__Brief__
What follows is a set of records; restate each one word for word and drop the pictures.

__Records provided__

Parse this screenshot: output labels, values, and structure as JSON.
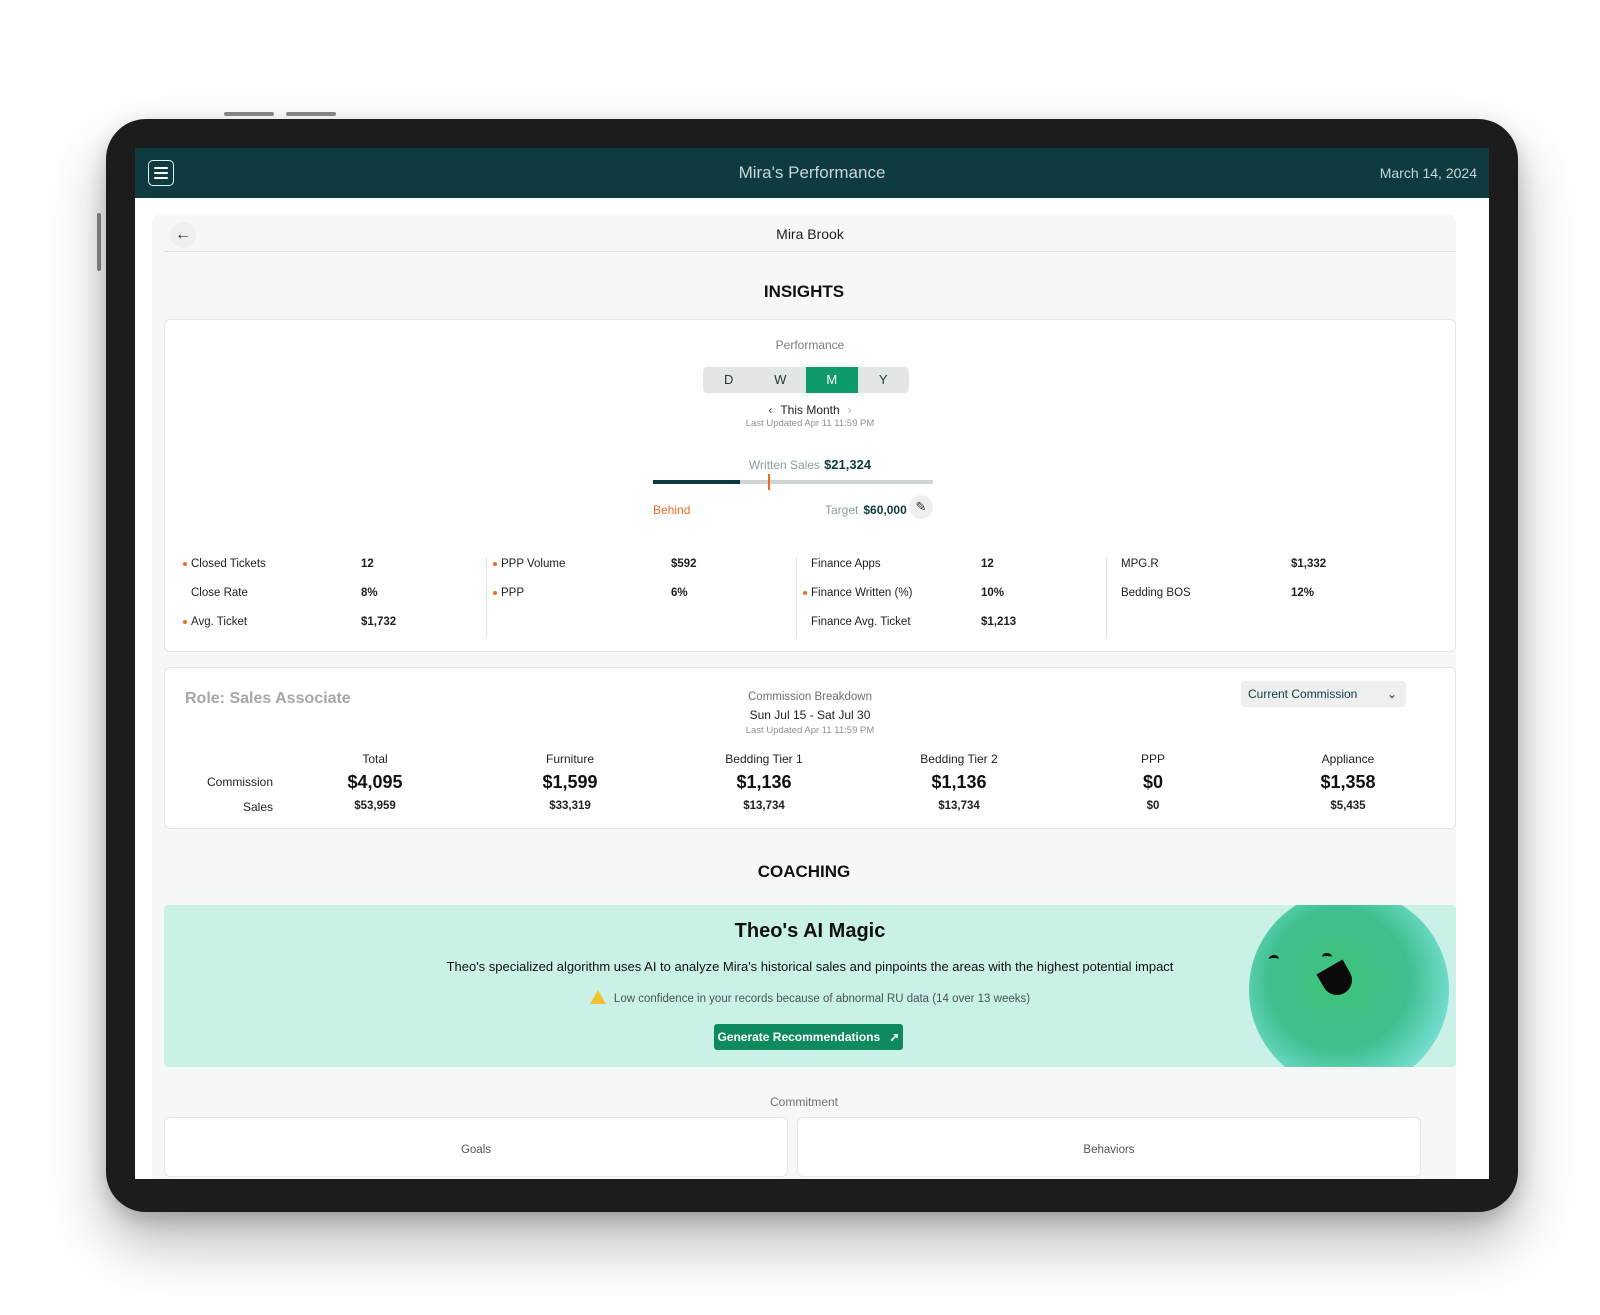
{
  "header": {
    "title": "Mira's Performance",
    "date": "March 14, 2024"
  },
  "page": {
    "person_name": "Mira Brook"
  },
  "insights": {
    "section_title": "INSIGHTS",
    "performance_label": "Performance",
    "periods": [
      "D",
      "W",
      "M",
      "Y"
    ],
    "active_period": "M",
    "period_label": "This Month",
    "last_updated": "Last Updated  Apr 11   11:59 PM",
    "written_sales_label": "Written Sales",
    "written_sales_value": "$21,324",
    "progress_fraction": 0.31,
    "marker_fraction": 0.41,
    "status": "Behind",
    "target_label": "Target",
    "target_value": "$60,000",
    "metric_columns": [
      [
        {
          "label": "Closed Tickets",
          "value": "12",
          "flag": true
        },
        {
          "label": "Close Rate",
          "value": "8%",
          "flag": false
        },
        {
          "label": "Avg. Ticket",
          "value": "$1,732",
          "flag": true
        }
      ],
      [
        {
          "label": "PPP Volume",
          "value": "$592",
          "flag": true
        },
        {
          "label": "PPP",
          "value": "6%",
          "flag": true
        }
      ],
      [
        {
          "label": "Finance Apps",
          "value": "12",
          "flag": false
        },
        {
          "label": "Finance Written (%)",
          "value": "10%",
          "flag": true
        },
        {
          "label": "Finance Avg. Ticket",
          "value": "$1,213",
          "flag": false
        }
      ],
      [
        {
          "label": "MPG.R",
          "value": "$1,332",
          "flag": false
        },
        {
          "label": "Bedding BOS",
          "value": "12%",
          "flag": false
        }
      ]
    ]
  },
  "commission": {
    "role": "Role: Sales Associate",
    "title": "Commission Breakdown",
    "range": "Sun Jul 15 - Sat Jul 30",
    "last_updated": "Last Updated  Apr 11   11:59 PM",
    "dropdown_value": "Current Commission",
    "row_labels": [
      "Commission",
      "Sales"
    ],
    "columns": [
      {
        "header": "Total",
        "commission": "$4,095",
        "sales": "$53,959"
      },
      {
        "header": "Furniture",
        "commission": "$1,599",
        "sales": "$33,319"
      },
      {
        "header": "Bedding Tier 1",
        "commission": "$1,136",
        "sales": "$13,734"
      },
      {
        "header": "Bedding Tier 2",
        "commission": "$1,136",
        "sales": "$13,734"
      },
      {
        "header": "PPP",
        "commission": "$0",
        "sales": "$0"
      },
      {
        "header": "Appliance",
        "commission": "$1,358",
        "sales": "$5,435"
      }
    ]
  },
  "coaching": {
    "section_title": "COACHING",
    "ai_title": "Theo's AI Magic",
    "ai_description": "Theo's specialized algorithm uses AI to analyze Mira's historical sales and pinpoints the areas with the highest potential impact",
    "warning": "Low confidence in your records because of abnormal RU data (14 over 13 weeks)",
    "button_label": "Generate Recommendations",
    "commitment_label": "Commitment",
    "goals_label": "Goals",
    "behaviors_label": "Behaviors"
  },
  "colors": {
    "brand_dark": "#0d3b3f",
    "accent_green": "#0f9a6c",
    "warning_orange": "#f26a21",
    "banner_bg": "#c9f1e7"
  },
  "icons": {
    "menu": "hamburger-icon",
    "back": "arrow-left-icon",
    "edit": "pencil-icon",
    "dropdown": "chevron-down-icon",
    "warning": "warning-icon",
    "magic": "magic-wand-icon"
  }
}
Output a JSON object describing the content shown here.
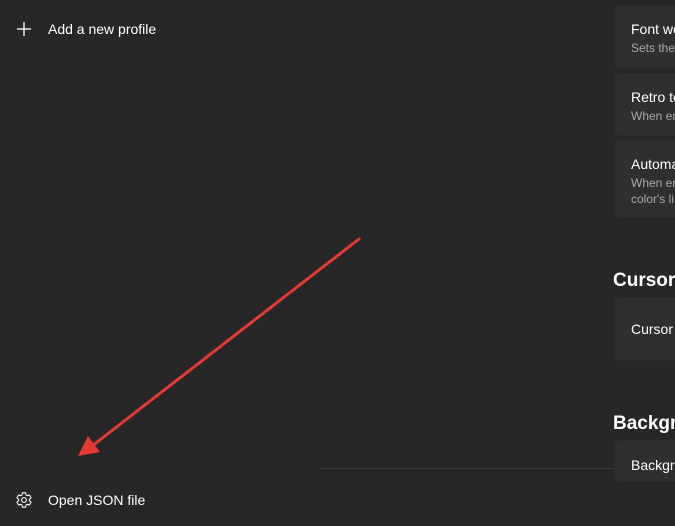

__Finished task__
Parse this screenshot: output labels, values, and structure as JSON.
{
  "header": {
    "title": "Mira's Performance",
    "date": "March 14, 2024"
  },
  "page": {
    "person_name": "Mira Brook"
  },
  "insights": {
    "section_title": "INSIGHTS",
    "performance_label": "Performance",
    "periods": [
      "D",
      "W",
      "M",
      "Y"
    ],
    "active_period": "M",
    "period_label": "This Month",
    "last_updated": "Last Updated  Apr 11   11:59 PM",
    "written_sales_label": "Written Sales",
    "written_sales_value": "$21,324",
    "progress_fraction": 0.31,
    "marker_fraction": 0.41,
    "status": "Behind",
    "target_label": "Target",
    "target_value": "$60,000",
    "metric_columns": [
      [
        {
          "label": "Closed Tickets",
          "value": "12",
          "flag": true
        },
        {
          "label": "Close Rate",
          "value": "8%",
          "flag": false
        },
        {
          "label": "Avg. Ticket",
          "value": "$1,732",
          "flag": true
        }
      ],
      [
        {
          "label": "PPP Volume",
          "value": "$592",
          "flag": true
        },
        {
          "label": "PPP",
          "value": "6%",
          "flag": true
        }
      ],
      [
        {
          "label": "Finance Apps",
          "value": "12",
          "flag": false
        },
        {
          "label": "Finance Written (%)",
          "value": "10%",
          "flag": true
        },
        {
          "label": "Finance Avg. Ticket",
          "value": "$1,213",
          "flag": false
        }
      ],
      [
        {
          "label": "MPG.R",
          "value": "$1,332",
          "flag": false
        },
        {
          "label": "Bedding BOS",
          "value": "12%",
          "flag": false
        }
      ]
    ]
  },
  "commission": {
    "role": "Role: Sales Associate",
    "title": "Commission Breakdown",
    "range": "Sun Jul 15 - Sat Jul 30",
    "last_updated": "Last Updated  Apr 11   11:59 PM",
    "dropdown_value": "Current Commission",
    "row_labels": [
      "Commission",
      "Sales"
    ],
    "columns": [
      {
        "header": "Total",
        "commission": "$4,095",
        "sales": "$53,959"
      },
      {
        "header": "Furniture",
        "commission": "$1,599",
        "sales": "$33,319"
      },
      {
        "header": "Bedding Tier 1",
        "commission": "$1,136",
        "sales": "$13,734"
      },
      {
        "header": "Bedding Tier 2",
        "commission": "$1,136",
        "sales": "$13,734"
      },
      {
        "header": "PPP",
        "commission": "$0",
        "sales": "$0"
      },
      {
        "header": "Appliance",
        "commission": "$1,358",
        "sales": "$5,435"
      }
    ]
  },
  "coaching": {
    "section_title": "COACHING",
    "ai_title": "Theo's AI Magic",
    "ai_description": "Theo's specialized algorithm uses AI to analyze Mira's historical sales and pinpoints the areas with the highest potential impact",
    "warning": "Low confidence in your records because of abnormal RU data (14 over 13 weeks)",
    "button_label": "Generate Recommendations",
    "commitment_label": "Commitment",
    "goals_label": "Goals",
    "behaviors_label": "Behaviors"
  },
  "colors": {
    "brand_dark": "#0d3b3f",
    "accent_green": "#0f9a6c",
    "warning_orange": "#f26a21",
    "banner_bg": "#c9f1e7"
  },
  "icons": {
    "menu": "hamburger-icon",
    "back": "arrow-left-icon",
    "edit": "pencil-icon",
    "dropdown": "chevron-down-icon",
    "warning": "warning-icon",
    "magic": "magic-wand-icon"
  }
}
Output a JSON object describing the content shown here.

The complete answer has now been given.